* TASK INSTRUCTIONS:
Where a line of the material contains the string "kind", copy that line.

Stored data
● ● ● ● ● ● ●

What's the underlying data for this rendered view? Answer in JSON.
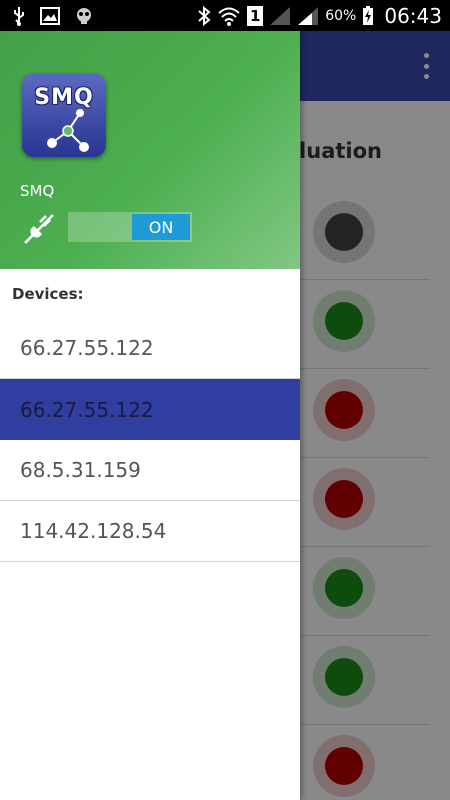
{
  "status_bar": {
    "icons_left": [
      "usb-icon",
      "image-icon",
      "skull-notification-icon"
    ],
    "icons_right": [
      "bluetooth-icon",
      "wifi-icon",
      "sim-1-icon",
      "signal-weak-icon",
      "signal-icon",
      "battery-charging-icon"
    ],
    "sim_label": "1",
    "battery": "60%",
    "time": "06:43"
  },
  "app": {
    "toolbar_color": "#3949ab",
    "title": "aluation",
    "overflow_icon": "more-vert-icon",
    "rows": [
      {
        "status": "gray",
        "color": "#424242"
      },
      {
        "status": "green",
        "color": "#1b8a1b"
      },
      {
        "status": "red",
        "color": "#b00000"
      },
      {
        "status": "red",
        "color": "#b00000"
      },
      {
        "status": "green",
        "color": "#1b8a1b"
      },
      {
        "status": "green",
        "color": "#1b8a1b"
      },
      {
        "status": "red",
        "color": "#b00000"
      }
    ]
  },
  "drawer": {
    "header_color": "#4caf50",
    "logo_text": "SMQ",
    "app_name": "SMQ",
    "connection_icon": "unplugged-icon",
    "toggle_label": "ON",
    "toggle_color": "#1e9bd6",
    "devices_label": "Devices:",
    "devices": [
      {
        "label": "66.27.55.122",
        "selected": false
      },
      {
        "label": "66.27.55.122",
        "selected": true
      },
      {
        "label": "68.5.31.159",
        "selected": false
      },
      {
        "label": "114.42.128.54",
        "selected": false
      }
    ],
    "selected_color": "#303f9f"
  }
}
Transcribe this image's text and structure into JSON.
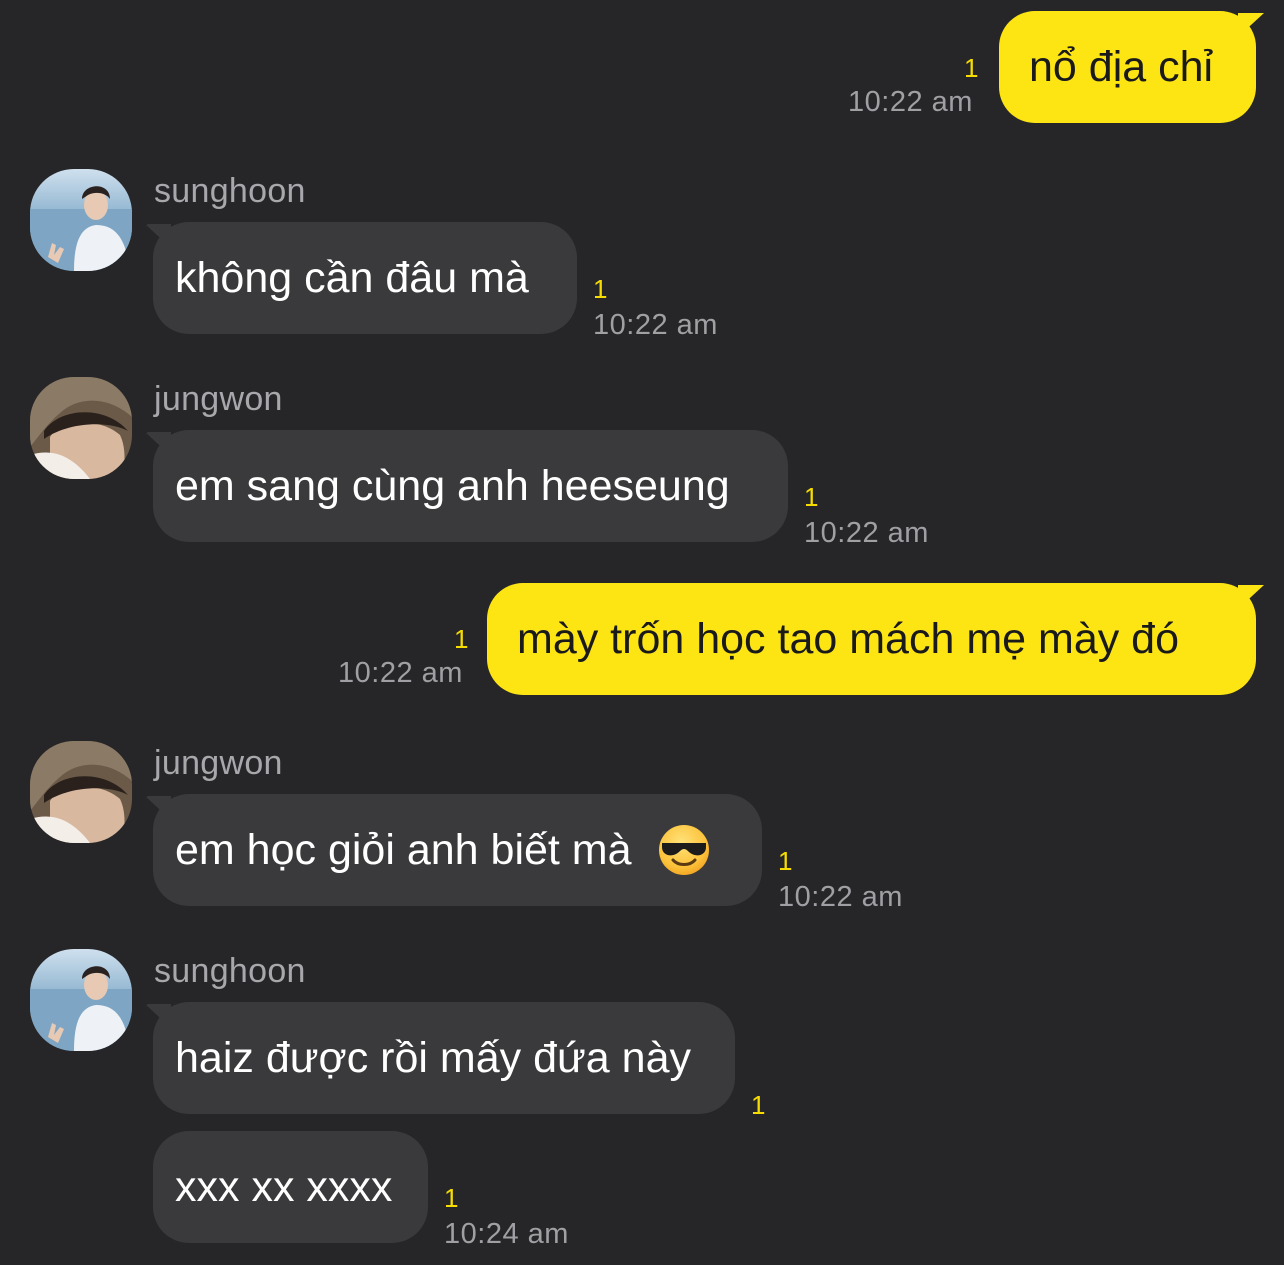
{
  "messages": [
    {
      "sender": "",
      "text": "nổ địa chỉ",
      "unread": "1",
      "time": "10:22 am",
      "outgoing": true
    },
    {
      "sender": "sunghoon",
      "text": "không cần đâu mà",
      "unread": "1",
      "time": "10:22 am"
    },
    {
      "sender": "jungwon",
      "text": "em sang cùng anh heeseung",
      "unread": "1",
      "time": "10:22 am"
    },
    {
      "sender": "",
      "text": "mày trốn học tao mách mẹ mày đó",
      "unread": "1",
      "time": "10:22 am",
      "outgoing": true
    },
    {
      "sender": "jungwon",
      "text": "em học giỏi anh biết mà",
      "emoji": "smiling-face-with-sunglasses",
      "unread": "1",
      "time": "10:22 am"
    },
    {
      "sender": "sunghoon",
      "text": "haiz được rồi mấy đứa này",
      "unread": "1",
      "time": ""
    },
    {
      "sender": "sunghoon",
      "text": "xxx xx xxxx",
      "unread": "1",
      "time": "10:24 am"
    }
  ],
  "colors": {
    "background": "#262628",
    "incoming_bubble": "#3a3a3c",
    "outgoing_bubble": "#fde514",
    "unread_count": "#f6dc00",
    "timestamp": "#a0a0a4",
    "sender_name": "#a8a8ac"
  },
  "avatars": {
    "sunghoon": "avatar-photo-sunghoon",
    "jungwon": "avatar-photo-jungwon"
  }
}
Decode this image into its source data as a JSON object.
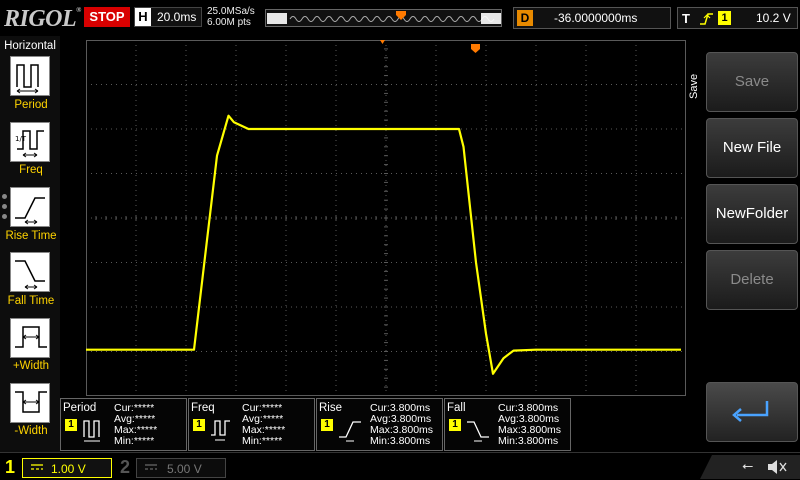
{
  "brand": "RIGOL",
  "brand_mark": "®",
  "run_state": "STOP",
  "horizontal": {
    "label": "H",
    "timebase": "20.0ms",
    "sample_rate": "25.0MSa/s",
    "memory_depth": "6.00M pts"
  },
  "delay": {
    "label": "D",
    "value": "-36.0000000ms"
  },
  "trigger": {
    "label": "T",
    "source": "1",
    "level": "10.2 V"
  },
  "left_menu": {
    "title": "Horizontal",
    "items": [
      {
        "label": "Period",
        "icon": "period-icon"
      },
      {
        "label": "Freq",
        "icon": "freq-icon"
      },
      {
        "label": "Rise Time",
        "icon": "rise-time-icon"
      },
      {
        "label": "Fall Time",
        "icon": "fall-time-icon"
      },
      {
        "label": "+Width",
        "icon": "plus-width-icon"
      },
      {
        "label": "-Width",
        "icon": "minus-width-icon"
      }
    ]
  },
  "measurements": [
    {
      "name": "Period",
      "source": "1",
      "cur": "Cur:*****",
      "avg": "Avg:*****",
      "max": "Max:*****",
      "min": "Min:*****"
    },
    {
      "name": "Freq",
      "source": "1",
      "cur": "Cur:*****",
      "avg": "Avg:*****",
      "max": "Max:*****",
      "min": "Min:*****"
    },
    {
      "name": "Rise",
      "source": "1",
      "cur": "Cur:3.800ms",
      "avg": "Avg:3.800ms",
      "max": "Max:3.800ms",
      "min": "Min:3.800ms"
    },
    {
      "name": "Fall",
      "source": "1",
      "cur": "Cur:3.800ms",
      "avg": "Avg:3.800ms",
      "max": "Max:3.800ms",
      "min": "Min:3.800ms"
    }
  ],
  "right_menu": {
    "tab": "Save",
    "buttons": [
      {
        "label": "Save",
        "enabled": false
      },
      {
        "label": "New File",
        "enabled": true
      },
      {
        "label": "NewFolder",
        "enabled": true
      },
      {
        "label": "Delete",
        "enabled": false
      },
      {
        "label": "",
        "icon": "enter-icon",
        "enabled": true
      }
    ]
  },
  "channels": [
    {
      "number": "1",
      "scale": "1.00 V",
      "coupling": "DC",
      "active": true
    },
    {
      "number": "2",
      "scale": "5.00 V",
      "coupling": "DC",
      "active": false
    }
  ],
  "colors": {
    "ch1": "#ffff00",
    "stop": "#d80000",
    "delay": "#e88a00",
    "grid": "#5a5a5a",
    "trigger_marker": "#ff7a00"
  },
  "chart_data": {
    "type": "line",
    "grid": {
      "divisions_x": 12,
      "divisions_y": 8
    },
    "series": [
      {
        "x_div": [
          0.0,
          1.5,
          2.16,
          2.62,
          2.85,
          2.96,
          3.25,
          7.46,
          7.55,
          7.8,
          8.0,
          8.14,
          8.35,
          8.55,
          9.0,
          11.9
        ],
        "y_div": [
          -2.96,
          -2.96,
          -2.96,
          1.4,
          2.3,
          2.15,
          2.0,
          2.0,
          1.6,
          -1.0,
          -2.6,
          -3.5,
          -3.15,
          -2.98,
          -2.96,
          -2.96
        ]
      }
    ]
  }
}
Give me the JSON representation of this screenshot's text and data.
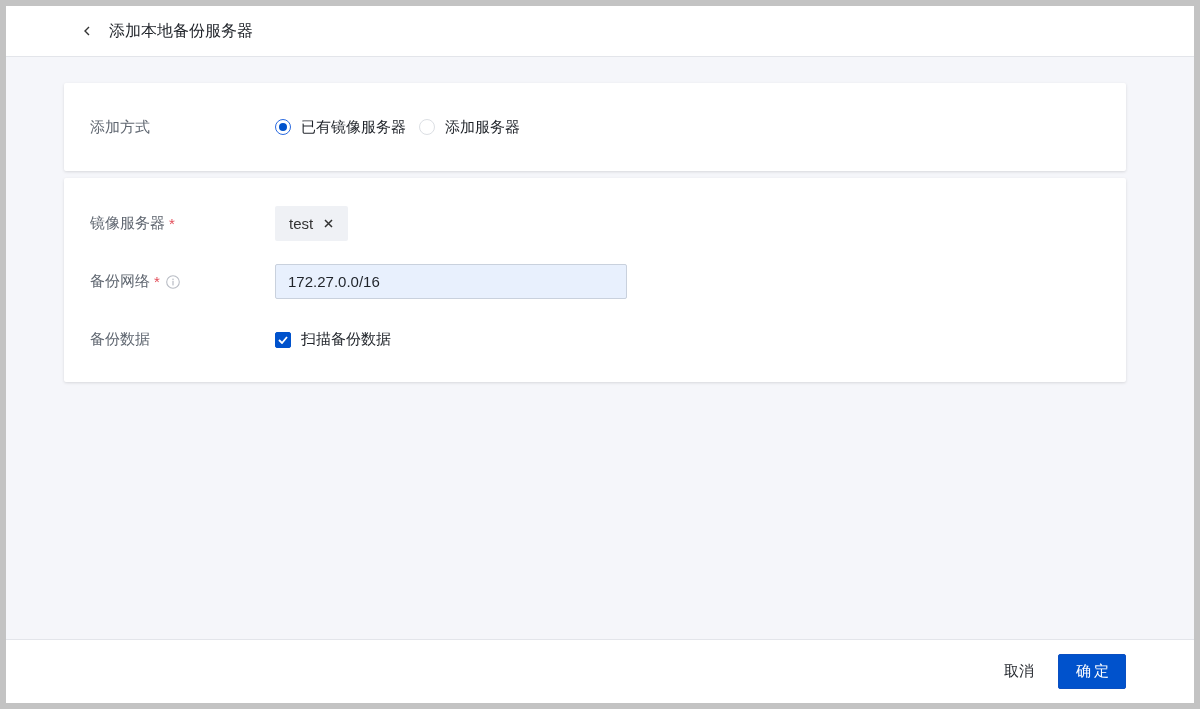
{
  "header": {
    "title": "添加本地备份服务器"
  },
  "add_method": {
    "label": "添加方式",
    "options": [
      {
        "label": "已有镜像服务器",
        "selected": true
      },
      {
        "label": "添加服务器",
        "selected": false
      }
    ]
  },
  "fields": [
    {
      "kind": "tags",
      "label": "镜像服务器",
      "required_mark": "*",
      "info": false,
      "tags": [
        "test"
      ]
    },
    {
      "kind": "input",
      "label": "备份网络",
      "required_mark": "*",
      "info": true,
      "value": "172.27.0.0/16"
    },
    {
      "kind": "checkbox",
      "label": "备份数据",
      "info": false,
      "checkbox": {
        "label": "扫描备份数据",
        "checked": true
      }
    }
  ],
  "footer": {
    "buttons": [
      {
        "kind": "text",
        "label": "取消"
      },
      {
        "kind": "primary",
        "label": "确定"
      }
    ]
  }
}
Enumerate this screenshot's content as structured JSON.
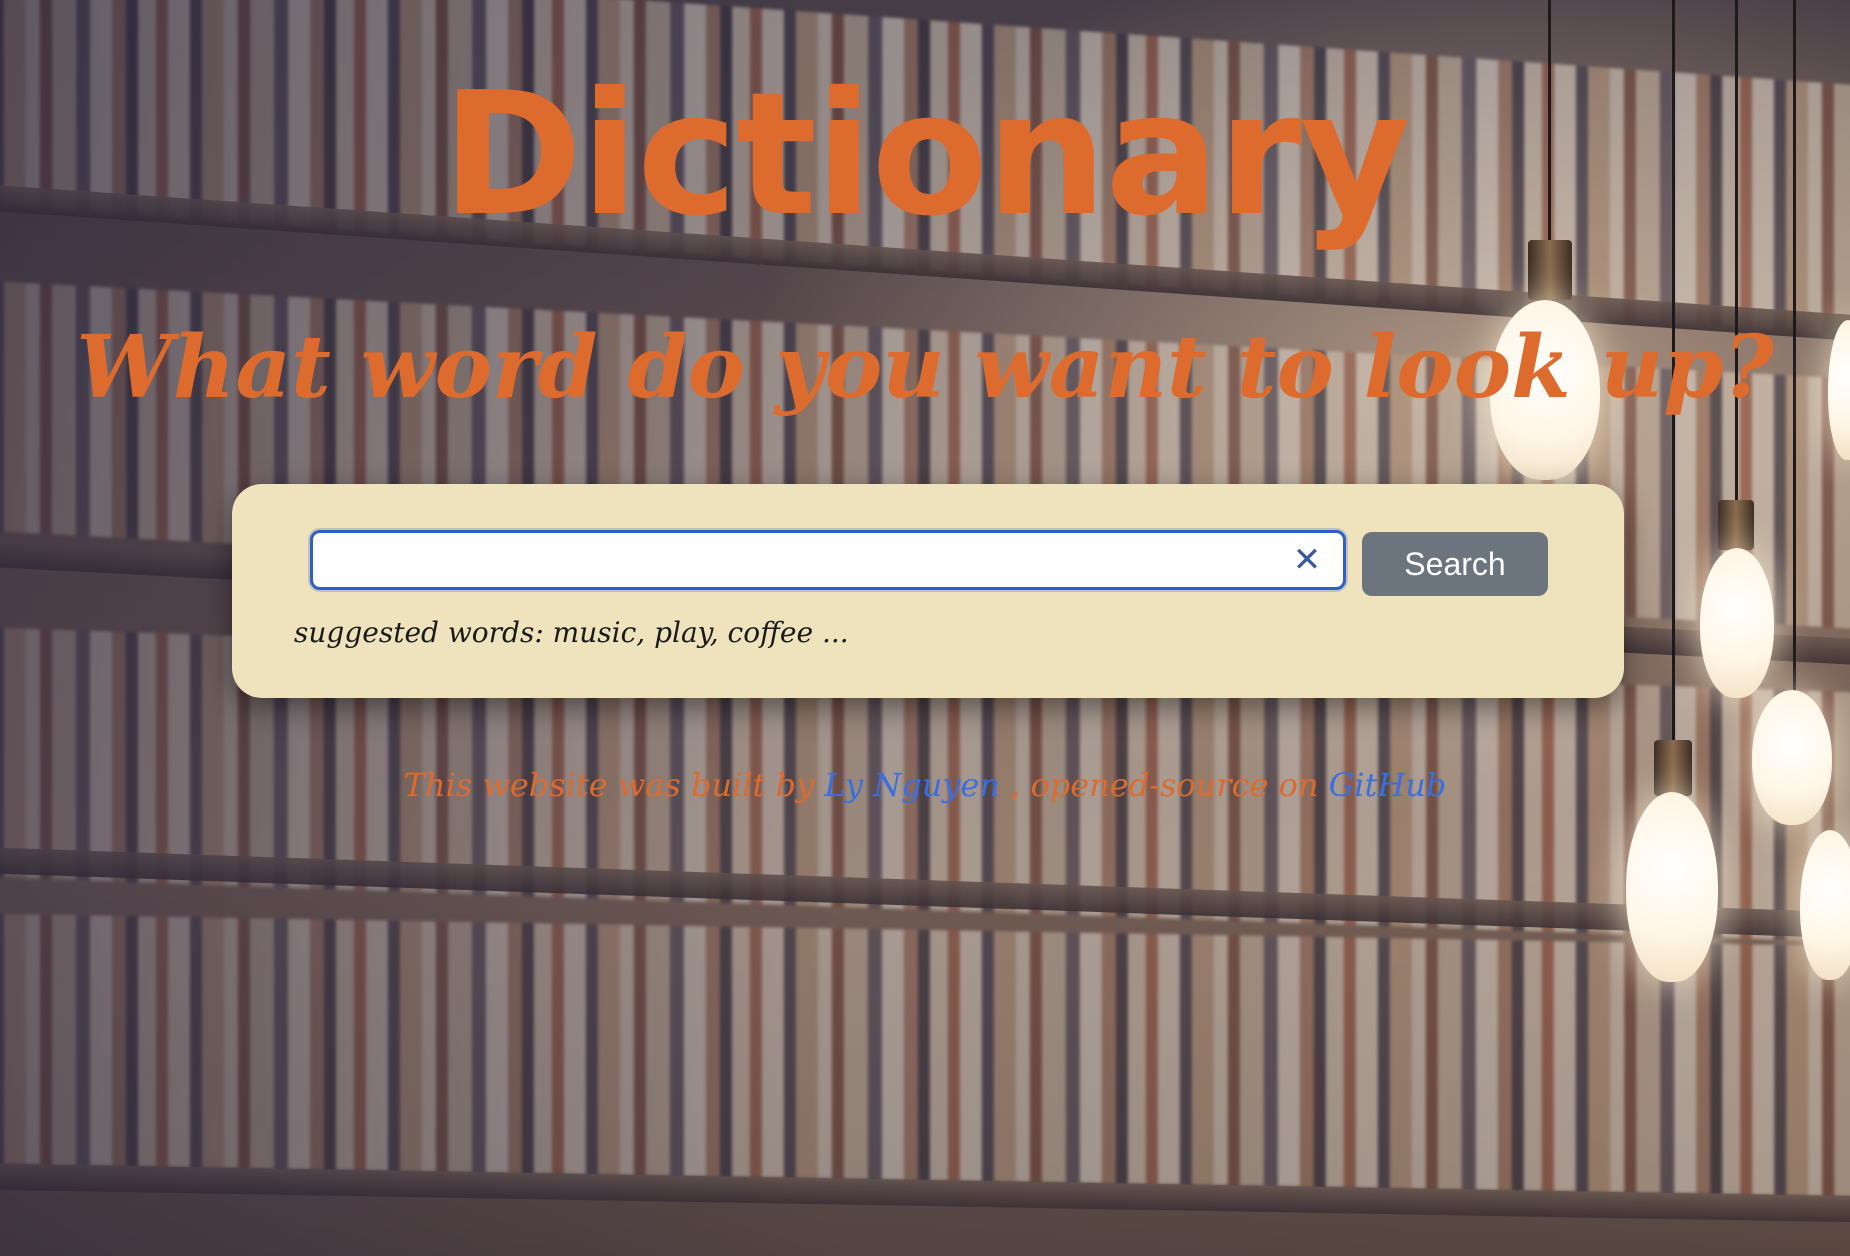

● ● ● ● ● ● ●

* RESPONSE:
      "kind": "tags",
      "kind": "input",
      "kind": "checkbox",
        "kind": "text",
        "kind": "primary",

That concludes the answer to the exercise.